本文抜粋 –
/---

映画『南風(なんぷう)』合同取材

 

Q 日台合作でしたが、合作の作品に参加してみていかがでしたか?

 

黒川芽以(以下、黒川):合作ではありますが、日本人の役者が少なかったので、私の中では台湾で撮影をしているというイメージの方が強かったですね。初めての海外での撮影でしたがすごく貴重な体験だったと思います。今回、初めて台湾に行ったのですが、親日家の方がこんなに多いとは思わなかったです。すごく優しくて、本当に安心して外にも出られましたし。全員がそうかは分からないですけど、みんなマイペースでほがらかな方が多いから、東京でセカセカしている自分にしてみたらすごく新鮮でした。

 

テレサ・チー(以下、テレサ):私は撮影が始まる前は、日本人はすごく真面目だって聞いていたので緊張してました。失敗したらどうしようという気持ちがすごくありました。でも実際に撮影が始まってみると、やはり日本人のキャストの方もスタッフの方もすごく仕事中は真面目ですが、でも一旦カメラが止まるとすごく楽しくてすごくユーモラスだし、とても良い雰囲気で楽しい現場でした。

\---

出題 1 – 本文抜粋のうち「黒川芽以(以下、黒川):合作ではありますが」で始まる段落を、主要な事実を保ったまま箇条書きにまとめ直してください。

要素の位置データ –
/---

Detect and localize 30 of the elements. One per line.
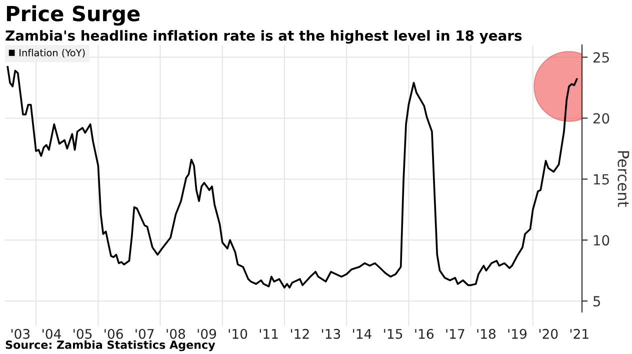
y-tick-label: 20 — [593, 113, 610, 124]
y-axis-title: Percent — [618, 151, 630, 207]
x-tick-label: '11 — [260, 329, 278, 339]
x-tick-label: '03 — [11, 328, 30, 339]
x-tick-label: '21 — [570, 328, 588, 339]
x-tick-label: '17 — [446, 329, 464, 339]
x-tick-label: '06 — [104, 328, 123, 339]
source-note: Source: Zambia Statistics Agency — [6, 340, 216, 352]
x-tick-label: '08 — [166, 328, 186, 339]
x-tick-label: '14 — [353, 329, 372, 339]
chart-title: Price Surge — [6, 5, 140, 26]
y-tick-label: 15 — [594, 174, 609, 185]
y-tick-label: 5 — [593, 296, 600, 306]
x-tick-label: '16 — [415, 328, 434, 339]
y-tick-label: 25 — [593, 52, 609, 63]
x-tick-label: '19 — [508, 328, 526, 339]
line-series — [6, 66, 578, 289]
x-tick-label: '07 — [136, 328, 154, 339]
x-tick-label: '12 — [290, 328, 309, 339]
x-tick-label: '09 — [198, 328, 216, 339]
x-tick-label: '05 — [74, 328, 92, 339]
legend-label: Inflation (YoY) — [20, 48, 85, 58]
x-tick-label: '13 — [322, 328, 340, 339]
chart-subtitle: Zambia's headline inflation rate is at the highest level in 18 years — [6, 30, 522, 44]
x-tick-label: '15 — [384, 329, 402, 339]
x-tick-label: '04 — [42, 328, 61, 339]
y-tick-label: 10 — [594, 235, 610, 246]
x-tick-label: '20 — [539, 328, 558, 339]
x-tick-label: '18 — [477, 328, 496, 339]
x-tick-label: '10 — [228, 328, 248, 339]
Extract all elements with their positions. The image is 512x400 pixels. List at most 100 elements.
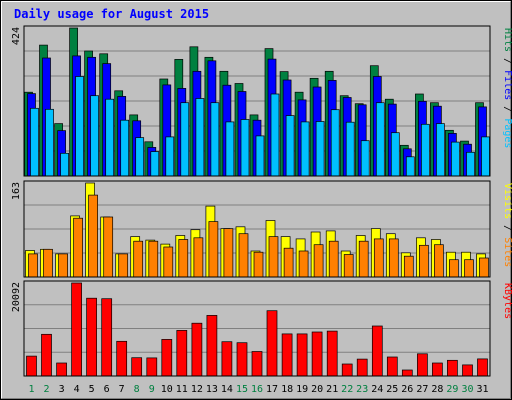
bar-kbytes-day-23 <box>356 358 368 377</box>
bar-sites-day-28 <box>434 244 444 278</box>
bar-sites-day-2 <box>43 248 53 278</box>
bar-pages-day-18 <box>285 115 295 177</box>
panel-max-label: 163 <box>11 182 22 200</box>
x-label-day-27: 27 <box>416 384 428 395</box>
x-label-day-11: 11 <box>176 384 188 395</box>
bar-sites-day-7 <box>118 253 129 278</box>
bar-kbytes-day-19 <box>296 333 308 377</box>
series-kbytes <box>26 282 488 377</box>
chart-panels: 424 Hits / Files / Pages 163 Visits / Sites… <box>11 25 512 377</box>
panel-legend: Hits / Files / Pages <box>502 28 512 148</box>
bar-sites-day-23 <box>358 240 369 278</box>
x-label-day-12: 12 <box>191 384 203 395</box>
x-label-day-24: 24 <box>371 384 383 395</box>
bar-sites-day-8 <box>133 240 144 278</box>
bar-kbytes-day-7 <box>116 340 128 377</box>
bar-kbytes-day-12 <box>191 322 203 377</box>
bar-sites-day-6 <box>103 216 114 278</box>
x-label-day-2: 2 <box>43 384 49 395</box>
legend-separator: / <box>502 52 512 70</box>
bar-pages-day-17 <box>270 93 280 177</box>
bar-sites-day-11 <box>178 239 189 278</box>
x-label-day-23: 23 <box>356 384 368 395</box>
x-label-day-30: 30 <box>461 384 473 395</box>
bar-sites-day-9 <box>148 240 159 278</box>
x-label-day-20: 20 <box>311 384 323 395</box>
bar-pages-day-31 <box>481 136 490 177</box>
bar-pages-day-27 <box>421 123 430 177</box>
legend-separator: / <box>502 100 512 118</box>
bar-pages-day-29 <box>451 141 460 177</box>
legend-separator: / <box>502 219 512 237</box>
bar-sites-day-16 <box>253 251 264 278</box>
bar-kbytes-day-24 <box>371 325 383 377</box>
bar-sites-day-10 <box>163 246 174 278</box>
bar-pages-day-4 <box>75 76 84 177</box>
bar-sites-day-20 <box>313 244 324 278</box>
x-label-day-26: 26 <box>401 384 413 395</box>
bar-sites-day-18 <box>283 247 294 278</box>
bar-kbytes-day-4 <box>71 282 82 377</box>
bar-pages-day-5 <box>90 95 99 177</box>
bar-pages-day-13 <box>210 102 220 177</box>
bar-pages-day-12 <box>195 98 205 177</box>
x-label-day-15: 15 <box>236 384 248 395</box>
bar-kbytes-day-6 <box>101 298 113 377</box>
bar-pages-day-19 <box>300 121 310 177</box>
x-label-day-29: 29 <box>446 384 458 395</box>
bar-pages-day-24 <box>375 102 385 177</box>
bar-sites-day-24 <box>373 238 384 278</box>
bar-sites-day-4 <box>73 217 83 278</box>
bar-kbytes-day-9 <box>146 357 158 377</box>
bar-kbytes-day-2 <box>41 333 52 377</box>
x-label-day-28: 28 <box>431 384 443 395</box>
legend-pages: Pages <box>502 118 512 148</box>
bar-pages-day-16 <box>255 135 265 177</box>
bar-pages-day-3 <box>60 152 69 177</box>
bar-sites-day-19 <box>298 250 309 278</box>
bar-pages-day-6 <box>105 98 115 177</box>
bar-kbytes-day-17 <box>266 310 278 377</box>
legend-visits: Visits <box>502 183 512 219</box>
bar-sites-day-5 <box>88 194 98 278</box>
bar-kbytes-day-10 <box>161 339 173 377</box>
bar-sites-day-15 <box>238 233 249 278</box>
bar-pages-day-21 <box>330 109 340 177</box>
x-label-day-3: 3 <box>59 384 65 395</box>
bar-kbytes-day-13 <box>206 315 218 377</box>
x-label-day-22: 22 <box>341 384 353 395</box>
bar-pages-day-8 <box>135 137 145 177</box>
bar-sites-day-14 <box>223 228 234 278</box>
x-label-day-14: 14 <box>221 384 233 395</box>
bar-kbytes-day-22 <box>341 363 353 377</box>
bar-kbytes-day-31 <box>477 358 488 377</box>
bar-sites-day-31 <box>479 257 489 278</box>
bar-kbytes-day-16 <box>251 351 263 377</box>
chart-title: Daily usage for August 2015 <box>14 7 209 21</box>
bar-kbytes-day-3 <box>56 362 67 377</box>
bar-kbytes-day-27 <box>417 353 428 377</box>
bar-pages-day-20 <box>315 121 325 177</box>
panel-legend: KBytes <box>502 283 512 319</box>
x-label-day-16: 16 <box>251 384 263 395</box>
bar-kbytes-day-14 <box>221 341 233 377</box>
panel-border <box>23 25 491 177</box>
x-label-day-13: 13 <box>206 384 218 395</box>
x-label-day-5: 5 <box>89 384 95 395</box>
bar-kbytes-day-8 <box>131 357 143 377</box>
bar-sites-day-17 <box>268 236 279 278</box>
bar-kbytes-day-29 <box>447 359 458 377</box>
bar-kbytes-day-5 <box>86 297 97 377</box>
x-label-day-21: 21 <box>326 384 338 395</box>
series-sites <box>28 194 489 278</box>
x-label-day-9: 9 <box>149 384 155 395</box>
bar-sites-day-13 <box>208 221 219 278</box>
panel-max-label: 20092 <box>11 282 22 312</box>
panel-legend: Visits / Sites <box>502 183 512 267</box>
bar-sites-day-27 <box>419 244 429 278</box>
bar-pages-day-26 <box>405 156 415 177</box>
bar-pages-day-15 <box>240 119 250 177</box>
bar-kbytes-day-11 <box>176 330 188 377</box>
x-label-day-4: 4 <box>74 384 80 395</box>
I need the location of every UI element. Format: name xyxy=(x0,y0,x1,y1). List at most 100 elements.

\---

出題 2 – エントリーの冒頭の行から「Extract all elements」を含む行までを、「x-tick-label」を「x-axis-label」に変更し、それ以外は一切変えずに示してください。画像は出力に含めないでください。

想定出力 1 –
- 合作ではあるが日本人の役者が少なく、台湾で撮影しているという印象の方が強かった。
- 初めての海外での撮影で、とても貴重な体験だった。
- 今回初めて台湾を訪れ、親日家がこれほど多いとは思っていなかった。
- 人々がとても優しく、安心して外出できた。
- 全員かは分からないが、マイペースでほがらかな人が多く、東京でセカセカしている自分には新鮮だった。

想定出力 2 –
Detect and localize 30 of the elements. One per line.
y-tick-label: 20 — [593, 113, 610, 124]
y-axis-title: Percent — [618, 151, 630, 207]
x-axis-label: '11 — [260, 329, 278, 339]
x-axis-label: '03 — [11, 328, 30, 339]
x-axis-label: '21 — [570, 328, 588, 339]
x-axis-label: '17 — [446, 329, 464, 339]
x-axis-label: '06 — [104, 328, 123, 339]
source-note: Source: Zambia Statistics Agency — [6, 340, 216, 352]
x-axis-label: '08 — [166, 328, 186, 339]
x-axis-label: '14 — [353, 329, 372, 339]
chart-title: Price Surge — [6, 5, 140, 26]
y-tick-label: 15 — [594, 174, 609, 185]
y-tick-label: 5 — [593, 296, 600, 306]
x-axis-label: '16 — [415, 328, 434, 339]
y-tick-label: 25 — [593, 52, 609, 63]
x-axis-label: '19 — [508, 328, 526, 339]
line-series — [6, 66, 578, 289]
x-axis-label: '07 — [136, 328, 154, 339]
x-axis-label: '12 — [290, 328, 309, 339]
x-axis-label: '09 — [198, 328, 216, 339]
x-axis-label: '05 — [74, 328, 92, 339]
legend-label: Inflation (YoY) — [20, 48, 85, 58]
x-axis-label: '13 — [322, 328, 340, 339]
chart-subtitle: Zambia's headline inflation rate is at the highest level in 18 years — [6, 30, 522, 44]
x-axis-label: '15 — [384, 329, 402, 339]
x-axis-label: '04 — [42, 328, 61, 339]
y-tick-label: 10 — [594, 235, 610, 246]
x-axis-label: '20 — [539, 328, 558, 339]
x-axis-label: '18 — [477, 328, 496, 339]
x-axis-label: '10 — [228, 328, 248, 339]
Extract all elements with their positions. The image is 512x400 pixels. List at most 100 elements.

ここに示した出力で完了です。